### Data extracted from a collection
╭──
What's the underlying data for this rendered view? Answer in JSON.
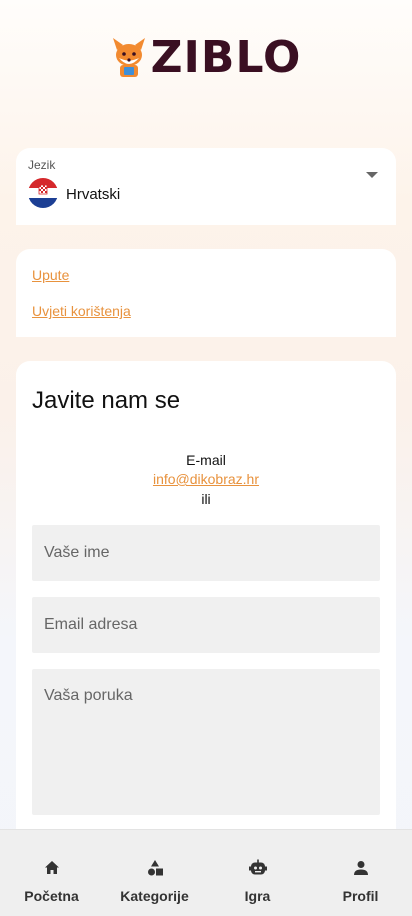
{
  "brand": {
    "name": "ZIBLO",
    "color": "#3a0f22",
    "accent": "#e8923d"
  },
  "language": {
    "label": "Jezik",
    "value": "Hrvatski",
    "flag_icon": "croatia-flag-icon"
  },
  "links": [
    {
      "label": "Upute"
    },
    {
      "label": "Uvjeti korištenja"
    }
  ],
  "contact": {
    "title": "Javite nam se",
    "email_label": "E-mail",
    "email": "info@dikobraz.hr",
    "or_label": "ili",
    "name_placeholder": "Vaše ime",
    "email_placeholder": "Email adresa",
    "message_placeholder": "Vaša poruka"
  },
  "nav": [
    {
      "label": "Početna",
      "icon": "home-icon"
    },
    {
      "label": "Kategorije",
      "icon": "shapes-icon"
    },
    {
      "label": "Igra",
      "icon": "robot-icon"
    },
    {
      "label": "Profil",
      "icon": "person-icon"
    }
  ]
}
╰──
### GOAL
Omit the pictures. Output every record above word for word.

### ANSWER BELOW
What's the underlying data for this rendered view? Answer in JSON.
{
  "brand": {
    "name": "ZIBLO",
    "color": "#3a0f22",
    "accent": "#e8923d"
  },
  "language": {
    "label": "Jezik",
    "value": "Hrvatski",
    "flag_icon": "croatia-flag-icon"
  },
  "links": [
    {
      "label": "Upute"
    },
    {
      "label": "Uvjeti korištenja"
    }
  ],
  "contact": {
    "title": "Javite nam se",
    "email_label": "E-mail",
    "email": "info@dikobraz.hr",
    "or_label": "ili",
    "name_placeholder": "Vaše ime",
    "email_placeholder": "Email adresa",
    "message_placeholder": "Vaša poruka"
  },
  "nav": [
    {
      "label": "Početna",
      "icon": "home-icon"
    },
    {
      "label": "Kategorije",
      "icon": "shapes-icon"
    },
    {
      "label": "Igra",
      "icon": "robot-icon"
    },
    {
      "label": "Profil",
      "icon": "person-icon"
    }
  ]
}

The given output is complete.